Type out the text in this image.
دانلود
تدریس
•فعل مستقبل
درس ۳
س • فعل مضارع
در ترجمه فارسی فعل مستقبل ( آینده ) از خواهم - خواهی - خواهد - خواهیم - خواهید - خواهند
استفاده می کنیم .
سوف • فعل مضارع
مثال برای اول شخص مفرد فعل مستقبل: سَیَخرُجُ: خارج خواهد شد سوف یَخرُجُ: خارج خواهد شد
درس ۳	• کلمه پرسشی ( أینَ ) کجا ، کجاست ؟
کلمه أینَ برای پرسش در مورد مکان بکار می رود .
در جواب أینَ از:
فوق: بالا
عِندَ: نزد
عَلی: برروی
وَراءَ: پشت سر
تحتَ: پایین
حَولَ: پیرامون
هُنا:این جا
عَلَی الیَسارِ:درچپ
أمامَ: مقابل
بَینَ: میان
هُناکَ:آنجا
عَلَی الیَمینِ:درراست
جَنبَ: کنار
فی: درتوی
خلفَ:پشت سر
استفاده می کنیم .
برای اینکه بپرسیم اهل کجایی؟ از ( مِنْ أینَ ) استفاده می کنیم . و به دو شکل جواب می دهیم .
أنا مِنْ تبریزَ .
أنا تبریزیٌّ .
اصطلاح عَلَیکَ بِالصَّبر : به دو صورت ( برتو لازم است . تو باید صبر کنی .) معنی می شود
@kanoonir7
#####
Set problem:
Please quote the records above exactly, without skipping a line.

Task solution:
Type out the text in this image.
دانلود
تدریس
•فعل مستقبل
درس ۳
س • فعل مضارع
در ترجمه فارسی فعل مستقبل ( آینده ) از خواهم - خواهی - خواهد - خواهیم - خواهید - خواهند
استفاده می کنیم .
سوف • فعل مضارع
مثال برای اول شخص مفرد فعل مستقبل: سَیَخرُجُ: خارج خواهد شد سوف یَخرُجُ: خارج خواهد شد
درس ۳	• کلمه پرسشی ( أینَ ) کجا ، کجاست ؟
کلمه أینَ برای پرسش در مورد مکان بکار می رود .
در جواب أینَ از:
فوق: بالا
عِندَ: نزد
عَلی: برروی
وَراءَ: پشت سر
تحتَ: پایین
حَولَ: پیرامون
هُنا:این جا
عَلَی الیَسارِ:درچپ
أمامَ: مقابل
بَینَ: میان
هُناکَ:آنجا
عَلَی الیَمینِ:درراست
جَنبَ: کنار
فی: درتوی
خلفَ:پشت سر
استفاده می کنیم .
برای اینکه بپرسیم اهل کجایی؟ از ( مِنْ أینَ ) استفاده می کنیم . و به دو شکل جواب می دهیم .
أنا مِنْ تبریزَ .
أنا تبریزیٌّ .
اصطلاح عَلَیکَ بِالصَّبر : به دو صورت ( برتو لازم است . تو باید صبر کنی .) معنی می شود
@kanoonir7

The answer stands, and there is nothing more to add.